Challenge:
Work out the number of lines in the listing that include the string "marker". Reply with that number alone.

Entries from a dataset
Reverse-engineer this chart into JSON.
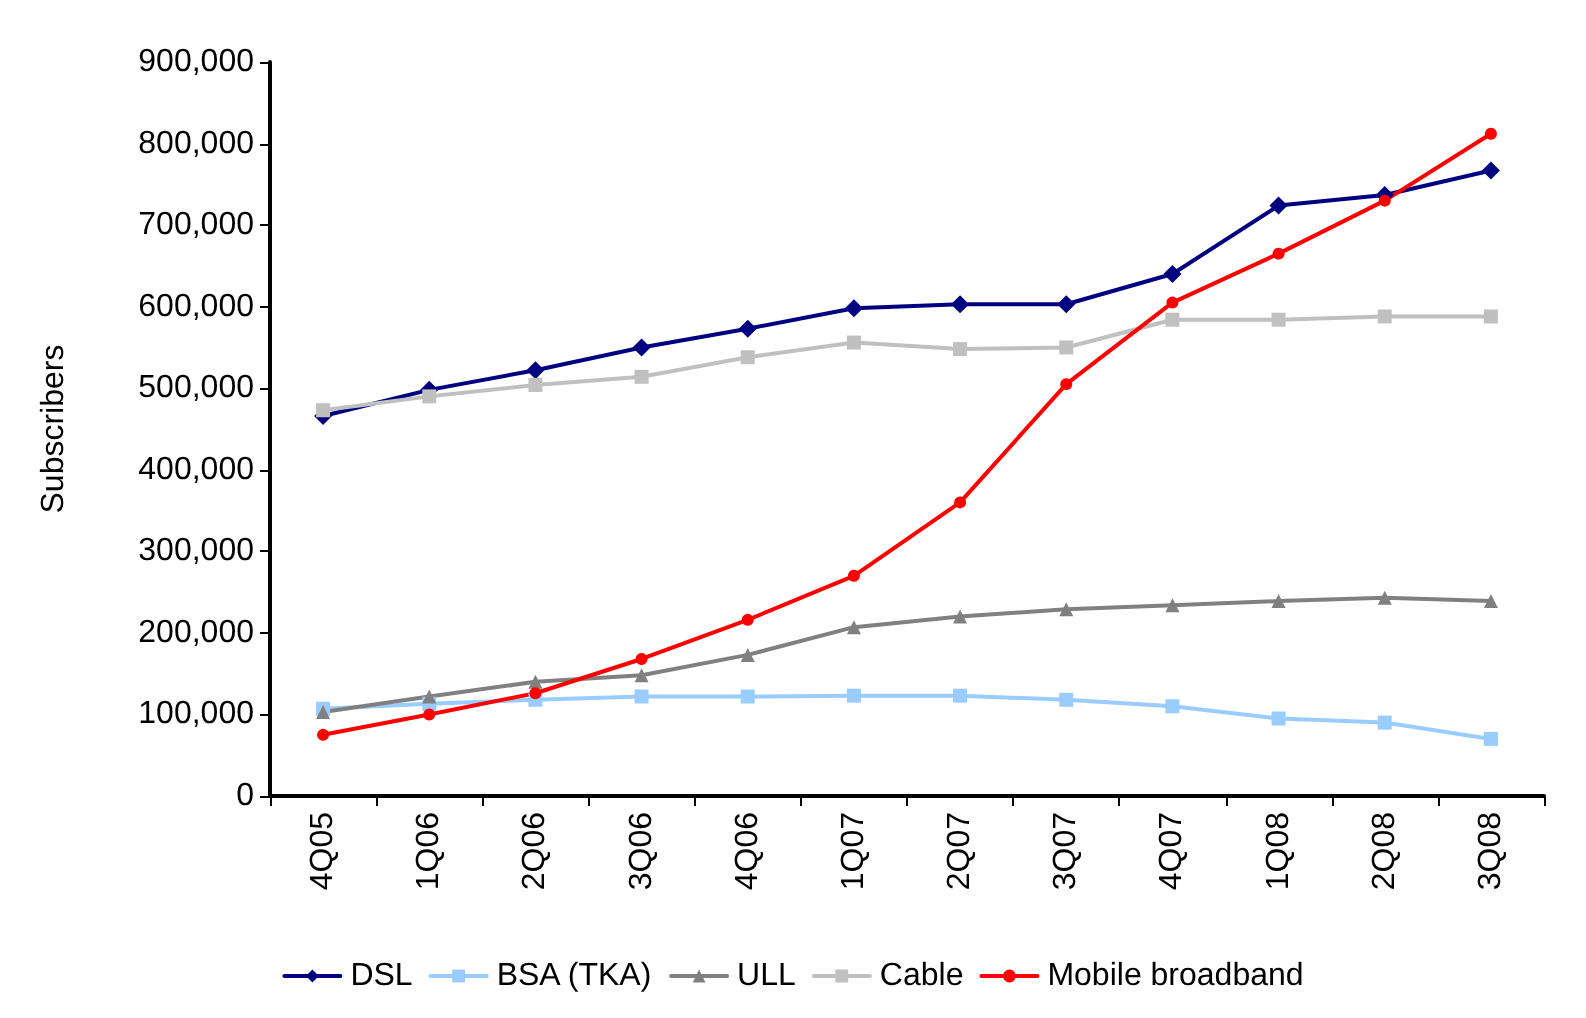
{
  "chart_data": {
    "type": "line",
    "ylabel": "Subscribers",
    "categories": [
      "4Q05",
      "1Q06",
      "2Q06",
      "3Q06",
      "4Q06",
      "1Q07",
      "2Q07",
      "3Q07",
      "4Q07",
      "1Q08",
      "2Q08",
      "3Q08"
    ],
    "series": [
      {
        "name": "DSL",
        "color": "#000080",
        "marker": "diamond",
        "values": [
          466000,
          498000,
          522000,
          550000,
          573000,
          598000,
          603000,
          603000,
          640000,
          724000,
          737000,
          767000
        ]
      },
      {
        "name": "BSA (TKA)",
        "color": "#99ccff",
        "marker": "square",
        "values": [
          107000,
          113000,
          118000,
          122000,
          122000,
          123000,
          123000,
          118000,
          110000,
          95000,
          90000,
          70000
        ]
      },
      {
        "name": "ULL",
        "color": "#808080",
        "marker": "triangle",
        "values": [
          103000,
          122000,
          140000,
          148000,
          173000,
          207000,
          220000,
          229000,
          234000,
          239000,
          243000,
          239000
        ]
      },
      {
        "name": "Cable",
        "color": "#c0c0c0",
        "marker": "square",
        "values": [
          473000,
          490000,
          504000,
          514000,
          538000,
          556000,
          548000,
          550000,
          584000,
          584000,
          588000,
          588000
        ]
      },
      {
        "name": "Mobile broadband",
        "color": "#ff0000",
        "marker": "circle",
        "values": [
          75000,
          100000,
          126000,
          168000,
          216000,
          270000,
          360000,
          505000,
          605000,
          665000,
          730000,
          812000
        ]
      }
    ],
    "ylim": [
      0,
      900000
    ],
    "yticks": [
      0,
      {
        "value": 100000,
        "label": "100,000"
      },
      {
        "value": 200000,
        "label": "200,000"
      },
      {
        "value": 300000,
        "label": "300,000"
      },
      {
        "value": 400000,
        "label": "400,000"
      },
      {
        "value": 500000,
        "label": "500,000"
      },
      {
        "value": 600000,
        "label": "600,000"
      },
      {
        "value": 700000,
        "label": "700,000"
      },
      {
        "value": 800000,
        "label": "800,000"
      },
      {
        "value": 900000,
        "label": "900,000"
      }
    ],
    "grid": false,
    "legend": "bottom",
    "line_style": "solid"
  }
}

Task result:
5